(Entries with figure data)

::::::::::

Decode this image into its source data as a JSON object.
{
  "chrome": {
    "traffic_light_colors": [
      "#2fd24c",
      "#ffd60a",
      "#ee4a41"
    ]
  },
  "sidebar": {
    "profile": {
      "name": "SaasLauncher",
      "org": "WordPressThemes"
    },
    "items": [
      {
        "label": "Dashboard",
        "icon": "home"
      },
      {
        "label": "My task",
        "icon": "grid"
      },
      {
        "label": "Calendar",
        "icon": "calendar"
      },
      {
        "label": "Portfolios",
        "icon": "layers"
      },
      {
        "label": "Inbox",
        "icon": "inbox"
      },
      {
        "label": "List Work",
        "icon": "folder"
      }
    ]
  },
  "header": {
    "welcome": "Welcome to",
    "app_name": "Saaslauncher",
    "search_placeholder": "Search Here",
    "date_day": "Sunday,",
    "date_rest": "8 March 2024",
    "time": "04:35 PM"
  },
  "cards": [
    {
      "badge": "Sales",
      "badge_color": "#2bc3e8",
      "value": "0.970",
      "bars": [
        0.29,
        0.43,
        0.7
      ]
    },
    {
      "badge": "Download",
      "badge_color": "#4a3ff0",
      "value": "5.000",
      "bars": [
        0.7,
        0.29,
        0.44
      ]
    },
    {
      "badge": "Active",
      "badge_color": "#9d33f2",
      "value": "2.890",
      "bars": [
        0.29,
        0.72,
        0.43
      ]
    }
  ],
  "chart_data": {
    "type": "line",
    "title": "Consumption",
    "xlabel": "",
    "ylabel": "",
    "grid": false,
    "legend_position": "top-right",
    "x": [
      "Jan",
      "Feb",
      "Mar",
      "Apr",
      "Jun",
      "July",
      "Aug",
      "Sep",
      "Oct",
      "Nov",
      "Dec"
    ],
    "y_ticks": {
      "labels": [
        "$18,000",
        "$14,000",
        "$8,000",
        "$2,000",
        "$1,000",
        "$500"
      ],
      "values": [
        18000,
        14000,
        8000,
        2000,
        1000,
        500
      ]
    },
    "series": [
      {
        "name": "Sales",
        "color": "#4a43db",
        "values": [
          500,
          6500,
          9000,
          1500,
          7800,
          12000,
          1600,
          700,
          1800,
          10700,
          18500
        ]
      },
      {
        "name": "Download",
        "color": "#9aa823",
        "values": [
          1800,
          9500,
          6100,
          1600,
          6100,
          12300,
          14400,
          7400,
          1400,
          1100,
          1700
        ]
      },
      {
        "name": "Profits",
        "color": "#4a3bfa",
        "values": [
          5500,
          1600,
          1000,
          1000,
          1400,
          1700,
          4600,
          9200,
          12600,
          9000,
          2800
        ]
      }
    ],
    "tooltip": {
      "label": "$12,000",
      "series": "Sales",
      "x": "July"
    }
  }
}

::::::::::

EXERCISE GOAL -
Reproduce the material above, every line of it, exactly.

FULL ANSWER -
Decode this image into its source data as a JSON object.
{
  "chrome": {
    "traffic_light_colors": [
      "#2fd24c",
      "#ffd60a",
      "#ee4a41"
    ]
  },
  "sidebar": {
    "profile": {
      "name": "SaasLauncher",
      "org": "WordPressThemes"
    },
    "items": [
      {
        "label": "Dashboard",
        "icon": "home"
      },
      {
        "label": "My task",
        "icon": "grid"
      },
      {
        "label": "Calendar",
        "icon": "calendar"
      },
      {
        "label": "Portfolios",
        "icon": "layers"
      },
      {
        "label": "Inbox",
        "icon": "inbox"
      },
      {
        "label": "List Work",
        "icon": "folder"
      }
    ]
  },
  "header": {
    "welcome": "Welcome to",
    "app_name": "Saaslauncher",
    "search_placeholder": "Search Here",
    "date_day": "Sunday,",
    "date_rest": "8 March 2024",
    "time": "04:35 PM"
  },
  "cards": [
    {
      "badge": "Sales",
      "badge_color": "#2bc3e8",
      "value": "0.970",
      "bars": [
        0.29,
        0.43,
        0.7
      ]
    },
    {
      "badge": "Download",
      "badge_color": "#4a3ff0",
      "value": "5.000",
      "bars": [
        0.7,
        0.29,
        0.44
      ]
    },
    {
      "badge": "Active",
      "badge_color": "#9d33f2",
      "value": "2.890",
      "bars": [
        0.29,
        0.72,
        0.43
      ]
    }
  ],
  "chart_data": {
    "type": "line",
    "title": "Consumption",
    "xlabel": "",
    "ylabel": "",
    "grid": false,
    "legend_position": "top-right",
    "x": [
      "Jan",
      "Feb",
      "Mar",
      "Apr",
      "Jun",
      "July",
      "Aug",
      "Sep",
      "Oct",
      "Nov",
      "Dec"
    ],
    "y_ticks": {
      "labels": [
        "$18,000",
        "$14,000",
        "$8,000",
        "$2,000",
        "$1,000",
        "$500"
      ],
      "values": [
        18000,
        14000,
        8000,
        2000,
        1000,
        500
      ]
    },
    "series": [
      {
        "name": "Sales",
        "color": "#4a43db",
        "values": [
          500,
          6500,
          9000,
          1500,
          7800,
          12000,
          1600,
          700,
          1800,
          10700,
          18500
        ]
      },
      {
        "name": "Download",
        "color": "#9aa823",
        "values": [
          1800,
          9500,
          6100,
          1600,
          6100,
          12300,
          14400,
          7400,
          1400,
          1100,
          1700
        ]
      },
      {
        "name": "Profits",
        "color": "#4a3bfa",
        "values": [
          5500,
          1600,
          1000,
          1000,
          1400,
          1700,
          4600,
          9200,
          12600,
          9000,
          2800
        ]
      }
    ],
    "tooltip": {
      "label": "$12,000",
      "series": "Sales",
      "x": "July"
    }
  }
}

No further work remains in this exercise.